Aim of the exercise: Go through the material below and report how many lines contain "object". Give only the number.
-- Start Records for this exercise --
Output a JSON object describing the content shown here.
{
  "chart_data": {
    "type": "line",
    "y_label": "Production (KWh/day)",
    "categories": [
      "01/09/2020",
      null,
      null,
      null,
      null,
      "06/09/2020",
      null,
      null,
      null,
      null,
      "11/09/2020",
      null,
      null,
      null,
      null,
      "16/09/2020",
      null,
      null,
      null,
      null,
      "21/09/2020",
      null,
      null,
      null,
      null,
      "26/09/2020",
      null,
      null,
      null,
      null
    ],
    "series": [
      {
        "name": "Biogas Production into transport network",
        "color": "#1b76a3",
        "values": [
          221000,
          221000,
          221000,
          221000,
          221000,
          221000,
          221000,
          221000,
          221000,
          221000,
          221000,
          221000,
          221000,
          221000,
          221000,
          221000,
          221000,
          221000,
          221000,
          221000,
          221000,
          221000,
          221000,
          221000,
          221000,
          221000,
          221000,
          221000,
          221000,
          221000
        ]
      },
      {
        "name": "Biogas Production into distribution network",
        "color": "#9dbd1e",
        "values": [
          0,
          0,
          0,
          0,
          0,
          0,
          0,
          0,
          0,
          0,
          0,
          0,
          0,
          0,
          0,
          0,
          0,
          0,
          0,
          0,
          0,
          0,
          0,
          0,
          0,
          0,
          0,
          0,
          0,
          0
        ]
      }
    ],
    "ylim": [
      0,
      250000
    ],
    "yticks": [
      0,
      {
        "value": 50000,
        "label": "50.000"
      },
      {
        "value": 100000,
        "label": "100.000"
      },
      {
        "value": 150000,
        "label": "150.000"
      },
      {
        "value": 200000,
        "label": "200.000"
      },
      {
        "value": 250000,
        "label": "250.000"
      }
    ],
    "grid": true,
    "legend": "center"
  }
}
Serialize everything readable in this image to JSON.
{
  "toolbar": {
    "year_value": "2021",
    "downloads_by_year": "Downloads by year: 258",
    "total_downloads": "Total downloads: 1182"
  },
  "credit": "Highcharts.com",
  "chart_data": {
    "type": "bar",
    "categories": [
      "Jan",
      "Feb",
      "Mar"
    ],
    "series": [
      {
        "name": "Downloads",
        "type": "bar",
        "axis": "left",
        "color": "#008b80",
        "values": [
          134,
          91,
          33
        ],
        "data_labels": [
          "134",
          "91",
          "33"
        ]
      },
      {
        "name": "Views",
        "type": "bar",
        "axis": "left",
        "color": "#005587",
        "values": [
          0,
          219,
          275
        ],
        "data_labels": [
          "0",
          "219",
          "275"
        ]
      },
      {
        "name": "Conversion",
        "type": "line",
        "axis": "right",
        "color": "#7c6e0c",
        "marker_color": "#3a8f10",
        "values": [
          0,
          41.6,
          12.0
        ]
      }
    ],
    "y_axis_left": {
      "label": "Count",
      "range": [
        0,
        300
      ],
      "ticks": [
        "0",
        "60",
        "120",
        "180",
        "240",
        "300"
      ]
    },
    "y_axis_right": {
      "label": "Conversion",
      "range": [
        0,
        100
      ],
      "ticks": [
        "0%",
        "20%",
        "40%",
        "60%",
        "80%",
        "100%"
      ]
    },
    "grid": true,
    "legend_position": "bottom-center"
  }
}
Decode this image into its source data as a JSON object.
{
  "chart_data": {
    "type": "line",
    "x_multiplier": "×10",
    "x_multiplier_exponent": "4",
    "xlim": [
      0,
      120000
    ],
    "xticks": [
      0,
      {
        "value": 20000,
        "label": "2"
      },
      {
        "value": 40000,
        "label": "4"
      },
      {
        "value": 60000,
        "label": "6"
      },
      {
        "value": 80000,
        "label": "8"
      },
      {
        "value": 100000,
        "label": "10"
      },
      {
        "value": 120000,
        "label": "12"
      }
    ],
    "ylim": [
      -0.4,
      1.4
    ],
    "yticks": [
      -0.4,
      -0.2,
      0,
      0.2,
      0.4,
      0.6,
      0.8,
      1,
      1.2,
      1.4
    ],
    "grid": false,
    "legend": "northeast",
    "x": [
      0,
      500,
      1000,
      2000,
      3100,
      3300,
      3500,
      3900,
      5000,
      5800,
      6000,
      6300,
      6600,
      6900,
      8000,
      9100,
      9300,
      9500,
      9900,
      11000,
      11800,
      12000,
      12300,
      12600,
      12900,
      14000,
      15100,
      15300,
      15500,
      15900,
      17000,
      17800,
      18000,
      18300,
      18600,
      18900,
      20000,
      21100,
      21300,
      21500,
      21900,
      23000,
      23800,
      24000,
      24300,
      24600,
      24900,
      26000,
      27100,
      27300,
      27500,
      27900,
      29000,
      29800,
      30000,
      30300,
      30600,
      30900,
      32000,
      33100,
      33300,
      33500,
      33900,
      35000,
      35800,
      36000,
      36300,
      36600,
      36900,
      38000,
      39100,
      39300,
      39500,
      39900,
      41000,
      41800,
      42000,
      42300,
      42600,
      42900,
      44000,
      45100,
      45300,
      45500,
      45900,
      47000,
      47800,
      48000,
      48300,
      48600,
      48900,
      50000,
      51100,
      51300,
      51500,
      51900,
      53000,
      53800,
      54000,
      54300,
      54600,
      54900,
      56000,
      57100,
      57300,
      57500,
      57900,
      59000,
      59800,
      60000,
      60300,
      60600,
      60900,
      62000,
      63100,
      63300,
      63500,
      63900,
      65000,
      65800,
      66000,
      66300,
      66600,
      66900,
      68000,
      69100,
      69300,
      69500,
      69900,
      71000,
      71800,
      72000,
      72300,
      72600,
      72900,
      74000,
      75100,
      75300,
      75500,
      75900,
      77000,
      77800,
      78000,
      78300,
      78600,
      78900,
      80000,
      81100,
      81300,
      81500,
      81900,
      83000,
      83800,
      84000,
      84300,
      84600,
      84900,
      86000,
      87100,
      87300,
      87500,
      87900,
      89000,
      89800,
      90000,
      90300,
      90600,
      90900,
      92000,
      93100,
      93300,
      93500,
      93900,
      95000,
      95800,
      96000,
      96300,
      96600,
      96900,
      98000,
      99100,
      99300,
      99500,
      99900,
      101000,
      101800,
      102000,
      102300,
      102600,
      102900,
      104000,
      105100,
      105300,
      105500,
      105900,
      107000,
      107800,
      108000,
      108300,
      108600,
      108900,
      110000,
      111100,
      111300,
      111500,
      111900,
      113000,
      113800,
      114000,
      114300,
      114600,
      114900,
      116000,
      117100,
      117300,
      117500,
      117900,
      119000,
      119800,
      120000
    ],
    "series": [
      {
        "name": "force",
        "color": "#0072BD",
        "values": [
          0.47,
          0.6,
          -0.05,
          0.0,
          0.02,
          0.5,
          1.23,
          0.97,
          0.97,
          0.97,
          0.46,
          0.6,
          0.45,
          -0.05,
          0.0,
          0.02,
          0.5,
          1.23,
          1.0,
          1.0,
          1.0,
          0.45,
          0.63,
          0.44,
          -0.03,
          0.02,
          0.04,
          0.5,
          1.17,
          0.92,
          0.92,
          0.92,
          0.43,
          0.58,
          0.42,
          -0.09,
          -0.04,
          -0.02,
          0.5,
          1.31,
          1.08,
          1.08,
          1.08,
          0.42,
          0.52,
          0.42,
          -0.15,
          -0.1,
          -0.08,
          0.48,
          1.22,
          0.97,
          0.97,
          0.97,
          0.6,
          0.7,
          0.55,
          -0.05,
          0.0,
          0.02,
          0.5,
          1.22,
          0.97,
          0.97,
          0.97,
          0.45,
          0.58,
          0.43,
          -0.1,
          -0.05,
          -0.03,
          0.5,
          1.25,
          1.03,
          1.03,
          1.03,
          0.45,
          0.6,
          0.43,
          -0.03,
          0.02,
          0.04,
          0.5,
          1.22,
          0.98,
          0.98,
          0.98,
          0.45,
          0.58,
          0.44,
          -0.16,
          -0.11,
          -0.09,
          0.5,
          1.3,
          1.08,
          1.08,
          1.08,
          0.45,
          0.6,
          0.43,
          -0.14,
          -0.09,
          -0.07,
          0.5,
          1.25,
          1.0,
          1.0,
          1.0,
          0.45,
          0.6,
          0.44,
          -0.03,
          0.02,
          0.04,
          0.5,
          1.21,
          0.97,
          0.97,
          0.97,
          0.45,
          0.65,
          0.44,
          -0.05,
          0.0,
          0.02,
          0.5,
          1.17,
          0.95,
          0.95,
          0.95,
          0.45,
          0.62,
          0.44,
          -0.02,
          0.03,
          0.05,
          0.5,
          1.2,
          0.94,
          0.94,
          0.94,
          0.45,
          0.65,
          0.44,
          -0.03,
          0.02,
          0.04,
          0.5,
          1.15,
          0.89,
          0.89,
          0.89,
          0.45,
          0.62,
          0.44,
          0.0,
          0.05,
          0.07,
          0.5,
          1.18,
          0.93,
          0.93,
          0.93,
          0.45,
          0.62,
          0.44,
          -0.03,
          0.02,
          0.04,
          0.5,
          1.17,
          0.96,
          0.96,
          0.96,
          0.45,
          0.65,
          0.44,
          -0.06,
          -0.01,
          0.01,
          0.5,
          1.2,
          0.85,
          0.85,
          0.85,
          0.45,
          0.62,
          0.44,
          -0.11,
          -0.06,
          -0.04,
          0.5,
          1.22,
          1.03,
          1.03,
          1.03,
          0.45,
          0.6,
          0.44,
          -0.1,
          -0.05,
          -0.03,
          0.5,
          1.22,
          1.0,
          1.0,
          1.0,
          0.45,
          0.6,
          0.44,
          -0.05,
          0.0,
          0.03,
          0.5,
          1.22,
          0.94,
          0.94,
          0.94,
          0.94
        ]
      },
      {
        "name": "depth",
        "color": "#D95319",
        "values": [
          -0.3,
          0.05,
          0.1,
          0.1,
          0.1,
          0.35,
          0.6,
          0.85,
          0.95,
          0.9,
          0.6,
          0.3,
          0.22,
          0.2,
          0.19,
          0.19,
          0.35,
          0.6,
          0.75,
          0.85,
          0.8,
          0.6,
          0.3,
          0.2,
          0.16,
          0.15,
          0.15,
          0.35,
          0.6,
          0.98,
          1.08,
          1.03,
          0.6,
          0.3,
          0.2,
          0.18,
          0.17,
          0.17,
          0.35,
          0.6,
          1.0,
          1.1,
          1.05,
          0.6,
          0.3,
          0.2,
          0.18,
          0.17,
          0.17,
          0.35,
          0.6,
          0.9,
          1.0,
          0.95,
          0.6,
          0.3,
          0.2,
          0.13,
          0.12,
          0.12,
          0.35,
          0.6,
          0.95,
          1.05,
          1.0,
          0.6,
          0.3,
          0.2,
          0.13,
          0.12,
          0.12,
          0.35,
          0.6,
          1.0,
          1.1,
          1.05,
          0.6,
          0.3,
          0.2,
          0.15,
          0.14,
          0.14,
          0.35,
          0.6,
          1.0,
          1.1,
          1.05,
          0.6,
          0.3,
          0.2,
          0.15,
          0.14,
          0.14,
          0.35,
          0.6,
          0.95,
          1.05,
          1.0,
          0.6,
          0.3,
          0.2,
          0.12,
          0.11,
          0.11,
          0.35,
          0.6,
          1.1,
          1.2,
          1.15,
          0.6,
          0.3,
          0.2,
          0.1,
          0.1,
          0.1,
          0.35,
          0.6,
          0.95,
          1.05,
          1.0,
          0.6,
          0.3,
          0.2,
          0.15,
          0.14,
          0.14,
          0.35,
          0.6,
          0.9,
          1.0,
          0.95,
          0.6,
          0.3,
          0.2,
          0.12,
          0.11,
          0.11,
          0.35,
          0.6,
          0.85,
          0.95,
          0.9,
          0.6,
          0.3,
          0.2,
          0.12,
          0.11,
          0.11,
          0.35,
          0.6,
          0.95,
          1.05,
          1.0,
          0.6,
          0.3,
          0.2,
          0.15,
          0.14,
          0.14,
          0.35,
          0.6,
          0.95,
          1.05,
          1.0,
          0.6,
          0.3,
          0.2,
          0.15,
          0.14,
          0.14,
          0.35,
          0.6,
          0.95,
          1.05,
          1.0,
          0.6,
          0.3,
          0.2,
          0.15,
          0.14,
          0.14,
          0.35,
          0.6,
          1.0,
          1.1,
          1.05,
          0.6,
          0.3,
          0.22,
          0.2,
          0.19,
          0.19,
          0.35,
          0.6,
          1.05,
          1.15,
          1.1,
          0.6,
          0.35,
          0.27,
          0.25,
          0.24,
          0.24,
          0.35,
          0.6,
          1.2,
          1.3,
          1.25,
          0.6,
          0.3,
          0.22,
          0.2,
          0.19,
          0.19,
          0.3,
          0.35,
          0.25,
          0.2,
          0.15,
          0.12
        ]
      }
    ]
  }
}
-- End Records for this exercise --
Written answer: 2